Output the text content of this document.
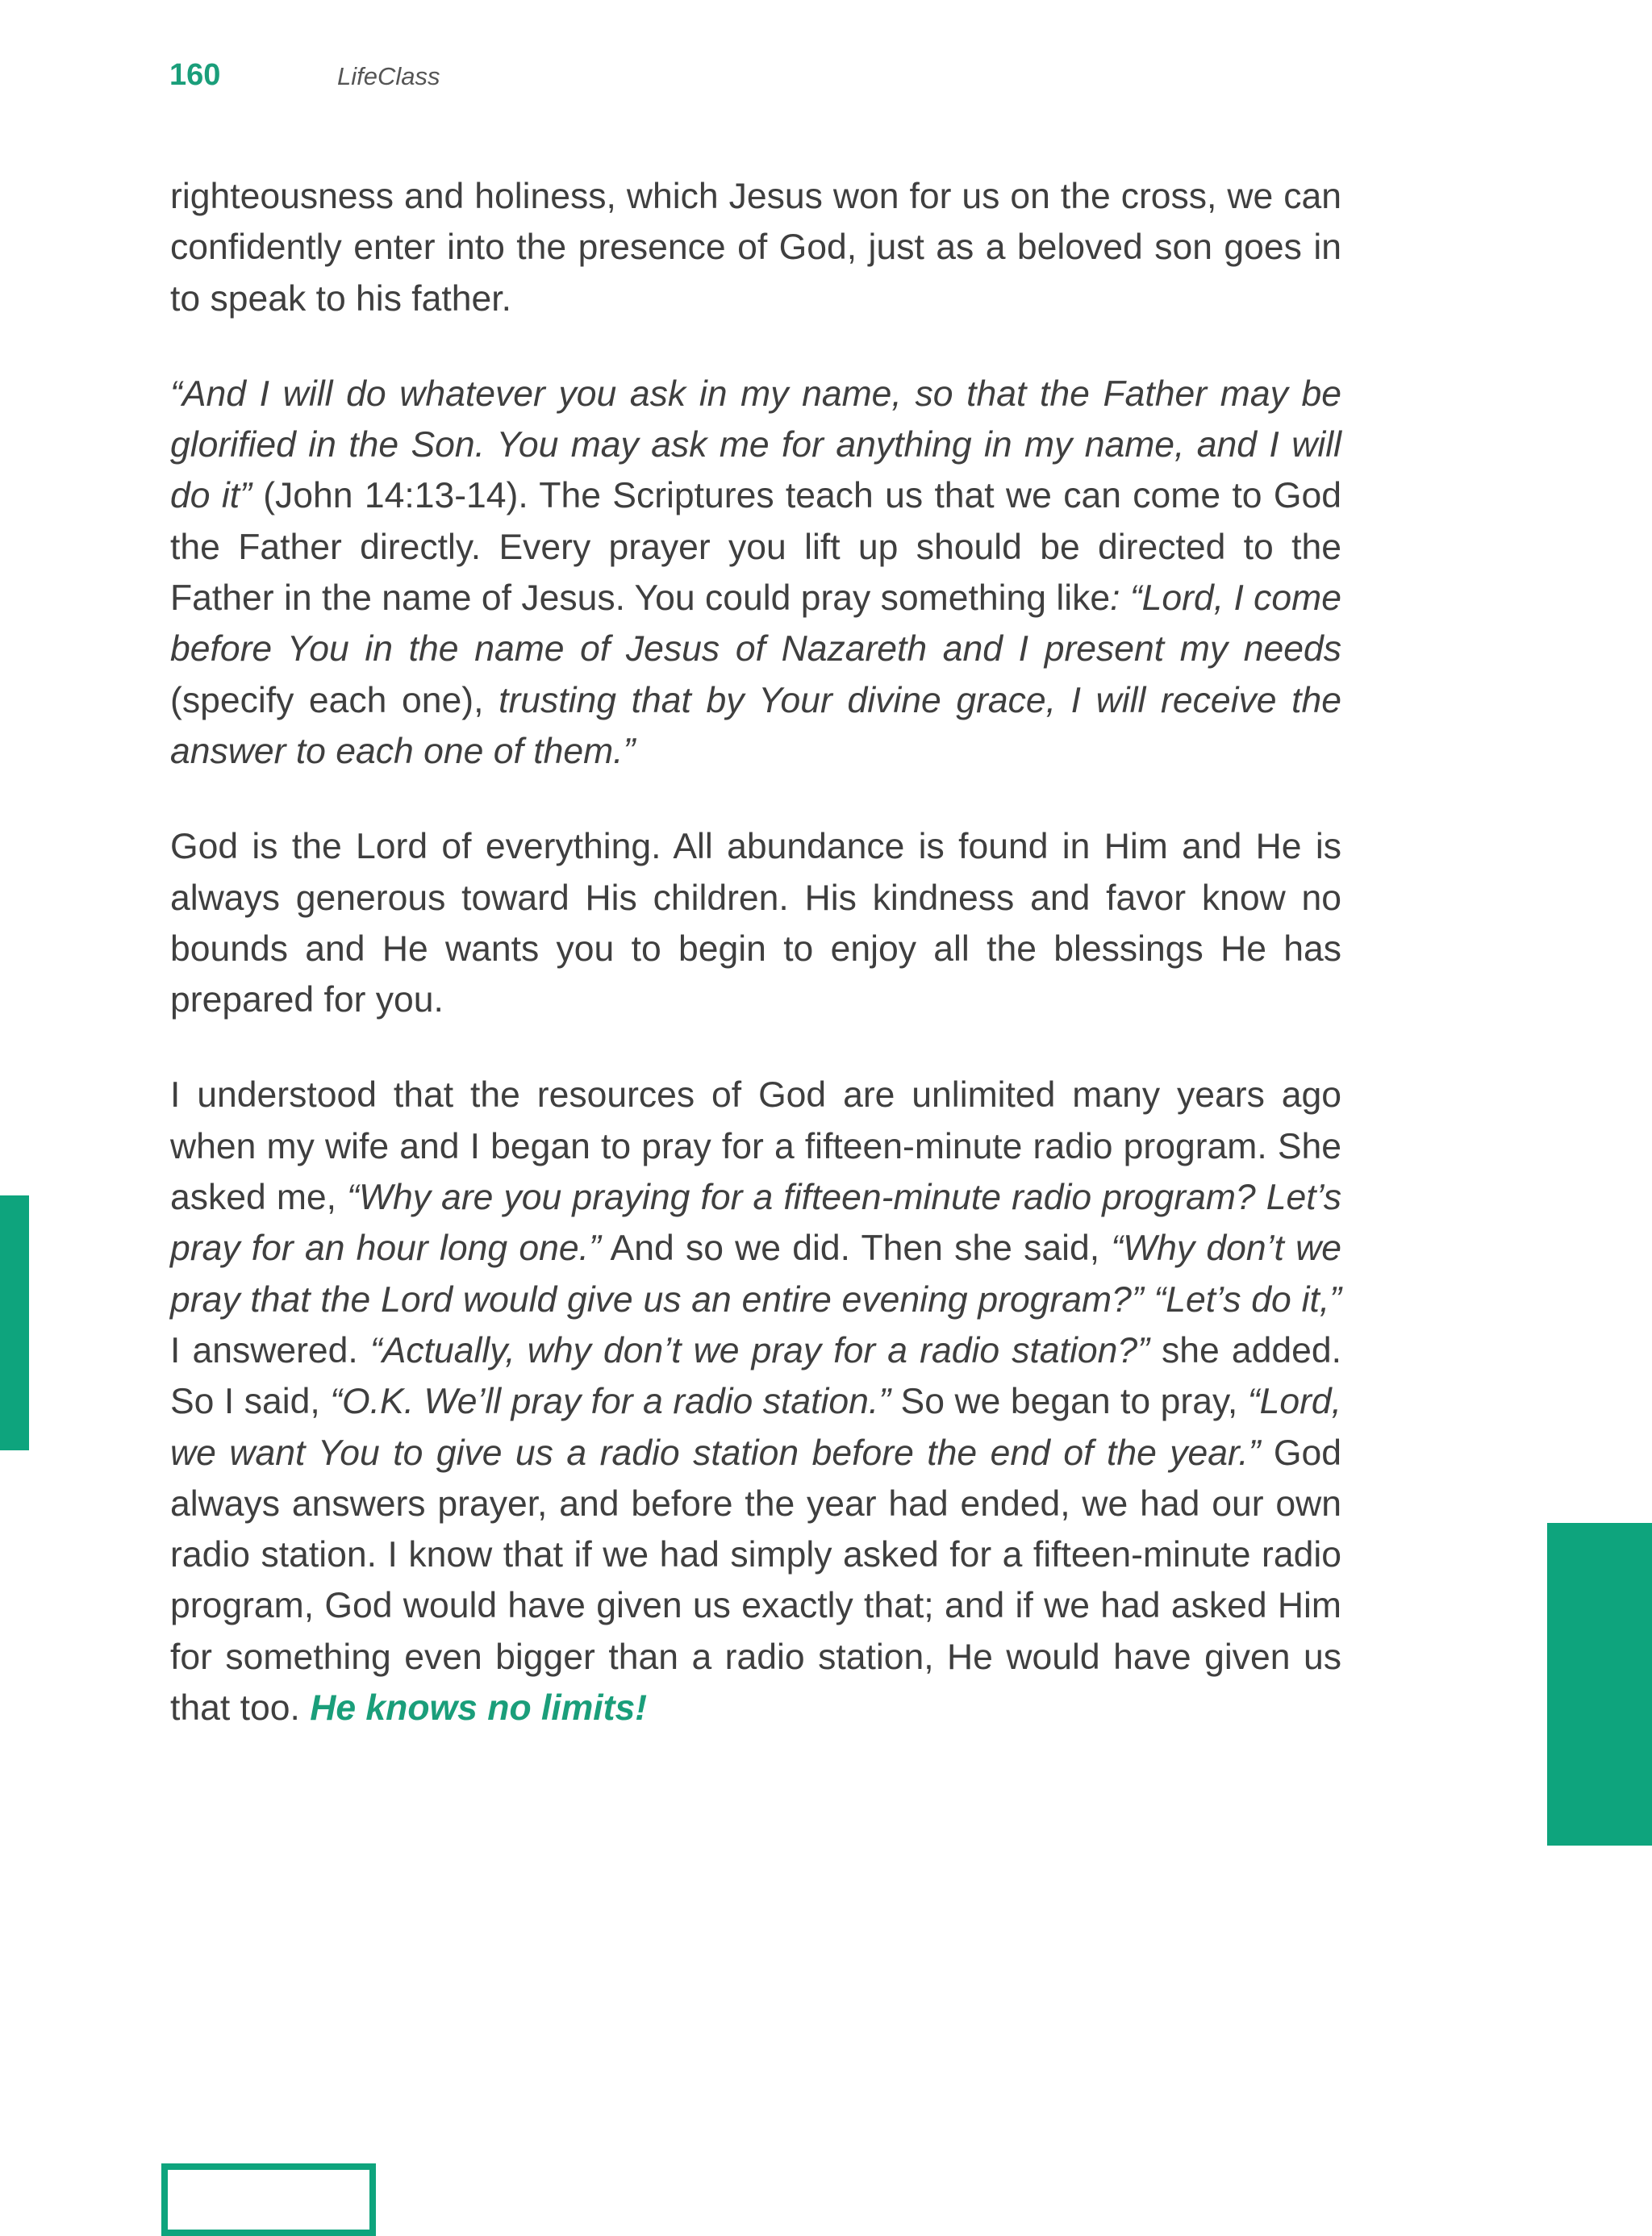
160	LifeClass

righteousness and holiness, which Jesus won for us on the cross, we can confidently enter into the presence of God, just as a beloved son goes in to speak to his father.

“And I will do whatever you ask in my name, so that the Father may be glorified in the Son. You may ask me for anything in my name, and I will do it” (John 14:13-14). The Scriptures teach us that we can come to God the Father directly. Every prayer you lift up should be directed to the Father in the name of Jesus. You could pray something like: “Lord, I come before You in the name of Jesus of Nazareth and I present my needs (specify each one), trusting that by Your divine grace, I will receive the answer to each one of them.”

God is the Lord of everything. All abundance is found in Him and He is always generous toward His children. His kindness and favor know no bounds and He wants you to begin to enjoy all the blessings He has prepared for you.

I understood that the resources of God are unlimited many years ago when my wife and I began to pray for a fifteen-minute radio program. She asked me, “Why are you praying for a fifteen-minute radio program? Let’s pray for an hour long one.” And so we did. Then she said, “Why don’t we pray that the Lord would give us an entire evening program?” “Let’s do it,” I answered. “Actually, why don’t we pray for a radio station?” she added. So I said, “O.K. We’ll pray for a radio station.” So we began to pray, “Lord, we want You to give us a radio station before the end of the year.” God always answers prayer, and before the year had ended, we had our own radio station. I know that if we had simply asked for a fifteen-minute radio program, God would have given us exactly that; and if we had asked Him for something even bigger than a radio station, He would have given us that too. He knows no limits!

· · ·

Locate all lines in the listing above with the word "Jesus" and copy them.

righteousness and holiness, which Jesus won for us on the cross, we can confidently enter into the presence of God, just as a beloved son goes in to speak to his father.
“And I will do whatever you ask in my name, so that the Father may be glorified in the Son. You may ask me for anything in my name, and I will do it” (John 14:13-14). The Scriptures teach us that we can come to God the Father directly. Every prayer you lift up should be directed to the Father in the name of Jesus. You could pray something like: “Lord, I come before You in the name of Jesus of Nazareth and I present my needs (specify each one), trusting that by Your divine grace, I will receive the answer to each one of them.”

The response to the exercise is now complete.